Data items:

[start]

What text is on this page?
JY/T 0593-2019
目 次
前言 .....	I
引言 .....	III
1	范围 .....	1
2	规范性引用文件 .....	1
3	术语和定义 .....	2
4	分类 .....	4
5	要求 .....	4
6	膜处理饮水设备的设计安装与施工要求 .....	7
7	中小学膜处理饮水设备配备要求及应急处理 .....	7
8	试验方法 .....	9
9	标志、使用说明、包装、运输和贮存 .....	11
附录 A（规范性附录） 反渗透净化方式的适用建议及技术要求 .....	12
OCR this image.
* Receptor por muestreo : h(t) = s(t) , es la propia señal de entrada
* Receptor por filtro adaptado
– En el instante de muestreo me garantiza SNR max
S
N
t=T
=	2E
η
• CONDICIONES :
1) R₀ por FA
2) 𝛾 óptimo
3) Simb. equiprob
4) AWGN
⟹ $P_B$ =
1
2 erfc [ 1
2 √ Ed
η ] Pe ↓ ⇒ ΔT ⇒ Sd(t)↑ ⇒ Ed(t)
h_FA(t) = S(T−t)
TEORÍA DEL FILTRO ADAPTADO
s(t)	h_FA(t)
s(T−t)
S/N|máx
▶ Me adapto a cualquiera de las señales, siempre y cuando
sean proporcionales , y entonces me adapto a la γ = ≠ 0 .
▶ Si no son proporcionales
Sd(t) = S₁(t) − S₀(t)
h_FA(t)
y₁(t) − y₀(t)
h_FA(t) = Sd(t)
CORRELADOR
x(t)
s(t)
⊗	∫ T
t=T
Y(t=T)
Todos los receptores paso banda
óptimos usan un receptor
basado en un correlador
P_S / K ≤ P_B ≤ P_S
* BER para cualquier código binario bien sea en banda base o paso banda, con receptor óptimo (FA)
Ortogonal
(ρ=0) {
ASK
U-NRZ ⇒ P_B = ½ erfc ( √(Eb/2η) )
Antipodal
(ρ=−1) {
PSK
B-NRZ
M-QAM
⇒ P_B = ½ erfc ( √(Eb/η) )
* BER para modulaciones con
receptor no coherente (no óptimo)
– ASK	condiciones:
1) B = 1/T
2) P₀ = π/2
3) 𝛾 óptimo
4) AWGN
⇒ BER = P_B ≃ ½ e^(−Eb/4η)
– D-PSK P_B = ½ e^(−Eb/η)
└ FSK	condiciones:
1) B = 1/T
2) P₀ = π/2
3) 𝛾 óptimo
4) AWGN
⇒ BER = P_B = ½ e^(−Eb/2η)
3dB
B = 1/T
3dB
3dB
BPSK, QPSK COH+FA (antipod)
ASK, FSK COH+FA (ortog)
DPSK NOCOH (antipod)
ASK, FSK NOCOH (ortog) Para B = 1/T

[end]

[Task goal] Transcribe the whole listing exactly.

[Right answer]
What text is on this page?
JY/T 0593-2019
目 次
前言 .....	I
引言 .....	III
1	范围 .....	1
2	规范性引用文件 .....	1
3	术语和定义 .....	2
4	分类 .....	4
5	要求 .....	4
6	膜处理饮水设备的设计安装与施工要求 .....	7
7	中小学膜处理饮水设备配备要求及应急处理 .....	7
8	试验方法 .....	9
9	标志、使用说明、包装、运输和贮存 .....	11
附录 A（规范性附录） 反渗透净化方式的适用建议及技术要求 .....	12
OCR this image.
* Receptor por muestreo : h(t) = s(t) , es la propia señal de entrada
* Receptor por filtro adaptado
– En el instante de muestreo me garantiza SNR max
S
N
t=T
=	2E
η
• CONDICIONES :
1) R₀ por FA
2) 𝛾 óptimo
3) Simb. equiprob
4) AWGN
⟹ $P_B$ =
1
2 erfc [ 1
2 √ Ed
η ] Pe ↓ ⇒ ΔT ⇒ Sd(t)↑ ⇒ Ed(t)
h_FA(t) = S(T−t)
TEORÍA DEL FILTRO ADAPTADO
s(t)	h_FA(t)
s(T−t)
S/N|máx
▶ Me adapto a cualquiera de las señales, siempre y cuando
sean proporcionales , y entonces me adapto a la γ = ≠ 0 .
▶ Si no son proporcionales
Sd(t) = S₁(t) − S₀(t)
h_FA(t)
y₁(t) − y₀(t)
h_FA(t) = Sd(t)
CORRELADOR
x(t)
s(t)
⊗	∫ T
t=T
Y(t=T)
Todos los receptores paso banda
óptimos usan un receptor
basado en un correlador
P_S / K ≤ P_B ≤ P_S
* BER para cualquier código binario bien sea en banda base o paso banda, con receptor óptimo (FA)
Ortogonal
(ρ=0) {
ASK
U-NRZ ⇒ P_B = ½ erfc ( √(Eb/2η) )
Antipodal
(ρ=−1) {
PSK
B-NRZ
M-QAM
⇒ P_B = ½ erfc ( √(Eb/η) )
* BER para modulaciones con
receptor no coherente (no óptimo)
– ASK	condiciones:
1) B = 1/T
2) P₀ = π/2
3) 𝛾 óptimo
4) AWGN
⇒ BER = P_B ≃ ½ e^(−Eb/4η)
– D-PSK P_B = ½ e^(−Eb/η)
└ FSK	condiciones:
1) B = 1/T
2) P₀ = π/2
3) 𝛾 óptimo
4) AWGN
⇒ BER = P_B = ½ e^(−Eb/2η)
3dB
B = 1/T
3dB
3dB
BPSK, QPSK COH+FA (antipod)
ASK, FSK COH+FA (ortog)
DPSK NOCOH (antipod)
ASK, FSK NOCOH (ortog) Para B = 1/T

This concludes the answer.